▸ **Task objective**: Copy out all lines that carry the word "time".

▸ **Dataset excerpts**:

--- --- ---

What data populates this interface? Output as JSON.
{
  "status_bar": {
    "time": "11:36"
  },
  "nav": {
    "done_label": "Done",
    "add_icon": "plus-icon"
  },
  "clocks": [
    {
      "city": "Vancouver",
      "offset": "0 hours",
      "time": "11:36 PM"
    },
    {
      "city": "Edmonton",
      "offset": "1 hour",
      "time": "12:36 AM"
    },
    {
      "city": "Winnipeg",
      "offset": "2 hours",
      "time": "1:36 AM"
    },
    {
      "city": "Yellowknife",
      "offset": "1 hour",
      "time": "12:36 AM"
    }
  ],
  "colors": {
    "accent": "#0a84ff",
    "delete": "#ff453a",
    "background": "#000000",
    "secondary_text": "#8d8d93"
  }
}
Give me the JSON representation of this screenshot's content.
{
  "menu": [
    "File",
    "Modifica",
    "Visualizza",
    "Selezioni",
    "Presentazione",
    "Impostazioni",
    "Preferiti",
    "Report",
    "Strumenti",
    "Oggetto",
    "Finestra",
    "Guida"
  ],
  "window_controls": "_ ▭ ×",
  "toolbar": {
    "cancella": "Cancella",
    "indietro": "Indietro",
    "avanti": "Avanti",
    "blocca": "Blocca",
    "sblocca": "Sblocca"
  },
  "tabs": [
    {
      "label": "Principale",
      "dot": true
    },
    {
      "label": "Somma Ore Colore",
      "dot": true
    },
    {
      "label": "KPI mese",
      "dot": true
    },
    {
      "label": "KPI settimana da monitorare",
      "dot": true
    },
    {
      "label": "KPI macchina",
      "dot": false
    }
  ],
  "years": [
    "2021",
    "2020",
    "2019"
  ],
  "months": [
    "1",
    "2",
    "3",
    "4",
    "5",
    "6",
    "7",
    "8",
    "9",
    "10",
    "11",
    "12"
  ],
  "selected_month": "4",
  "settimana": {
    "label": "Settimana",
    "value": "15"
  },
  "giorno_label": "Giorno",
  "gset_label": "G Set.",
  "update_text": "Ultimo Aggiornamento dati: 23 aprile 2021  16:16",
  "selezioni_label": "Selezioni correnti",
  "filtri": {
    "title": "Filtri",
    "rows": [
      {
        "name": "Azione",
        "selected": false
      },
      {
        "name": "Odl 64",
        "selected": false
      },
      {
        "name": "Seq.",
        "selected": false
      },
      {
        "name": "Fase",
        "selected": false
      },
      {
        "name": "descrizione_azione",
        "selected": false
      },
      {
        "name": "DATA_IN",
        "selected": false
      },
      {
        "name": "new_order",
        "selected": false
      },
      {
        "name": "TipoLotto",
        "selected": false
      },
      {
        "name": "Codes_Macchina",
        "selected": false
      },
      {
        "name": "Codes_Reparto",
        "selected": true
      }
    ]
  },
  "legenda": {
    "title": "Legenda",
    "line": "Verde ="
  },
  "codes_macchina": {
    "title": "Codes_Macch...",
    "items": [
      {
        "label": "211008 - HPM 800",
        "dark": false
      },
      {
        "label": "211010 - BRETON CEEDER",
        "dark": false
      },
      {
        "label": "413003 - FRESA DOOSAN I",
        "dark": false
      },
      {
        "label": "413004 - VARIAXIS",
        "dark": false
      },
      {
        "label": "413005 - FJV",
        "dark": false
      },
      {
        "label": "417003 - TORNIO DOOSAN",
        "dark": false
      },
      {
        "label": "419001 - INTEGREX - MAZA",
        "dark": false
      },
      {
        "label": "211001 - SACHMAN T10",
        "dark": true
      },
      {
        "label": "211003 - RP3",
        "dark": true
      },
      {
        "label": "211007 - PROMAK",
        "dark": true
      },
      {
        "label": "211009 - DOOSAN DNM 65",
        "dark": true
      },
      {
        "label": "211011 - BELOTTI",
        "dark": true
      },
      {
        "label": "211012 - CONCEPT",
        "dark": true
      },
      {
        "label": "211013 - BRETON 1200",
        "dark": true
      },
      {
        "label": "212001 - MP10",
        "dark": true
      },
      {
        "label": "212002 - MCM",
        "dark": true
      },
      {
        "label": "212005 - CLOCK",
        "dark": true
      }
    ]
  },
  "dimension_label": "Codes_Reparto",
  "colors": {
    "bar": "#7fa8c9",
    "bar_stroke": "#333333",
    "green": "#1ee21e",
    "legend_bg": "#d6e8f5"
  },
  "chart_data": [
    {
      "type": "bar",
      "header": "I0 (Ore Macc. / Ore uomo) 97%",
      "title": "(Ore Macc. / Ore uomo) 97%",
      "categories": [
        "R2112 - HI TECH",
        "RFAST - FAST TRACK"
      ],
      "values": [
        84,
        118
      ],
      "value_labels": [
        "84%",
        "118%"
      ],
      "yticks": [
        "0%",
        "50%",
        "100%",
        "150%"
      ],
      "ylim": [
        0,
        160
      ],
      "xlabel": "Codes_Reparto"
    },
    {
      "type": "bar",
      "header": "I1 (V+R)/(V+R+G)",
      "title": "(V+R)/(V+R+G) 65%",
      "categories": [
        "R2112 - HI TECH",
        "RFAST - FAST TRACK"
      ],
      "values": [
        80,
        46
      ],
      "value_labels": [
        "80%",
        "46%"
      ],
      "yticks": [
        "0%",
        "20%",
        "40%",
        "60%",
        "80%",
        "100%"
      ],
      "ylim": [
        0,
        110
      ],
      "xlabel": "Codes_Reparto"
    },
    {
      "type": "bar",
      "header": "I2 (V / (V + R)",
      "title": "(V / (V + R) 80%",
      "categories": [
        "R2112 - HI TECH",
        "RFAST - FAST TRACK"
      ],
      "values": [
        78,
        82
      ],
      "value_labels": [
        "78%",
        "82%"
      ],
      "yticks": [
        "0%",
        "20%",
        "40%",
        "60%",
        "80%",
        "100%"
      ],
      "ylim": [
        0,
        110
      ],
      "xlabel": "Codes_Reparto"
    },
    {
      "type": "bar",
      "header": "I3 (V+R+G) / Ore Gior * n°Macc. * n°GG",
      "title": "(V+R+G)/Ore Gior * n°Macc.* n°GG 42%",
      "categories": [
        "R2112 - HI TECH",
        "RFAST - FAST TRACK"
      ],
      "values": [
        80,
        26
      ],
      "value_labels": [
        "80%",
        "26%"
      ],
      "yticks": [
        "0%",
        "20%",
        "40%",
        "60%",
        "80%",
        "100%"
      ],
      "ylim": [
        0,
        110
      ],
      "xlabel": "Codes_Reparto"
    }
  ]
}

--- --- ---

▸ **Solution to this exercise**:
    "time": "11:36"
      "time": "11:36 PM"
      "time": "12:36 AM"
      "time": "1:36 AM"
      "time": "12:36 AM"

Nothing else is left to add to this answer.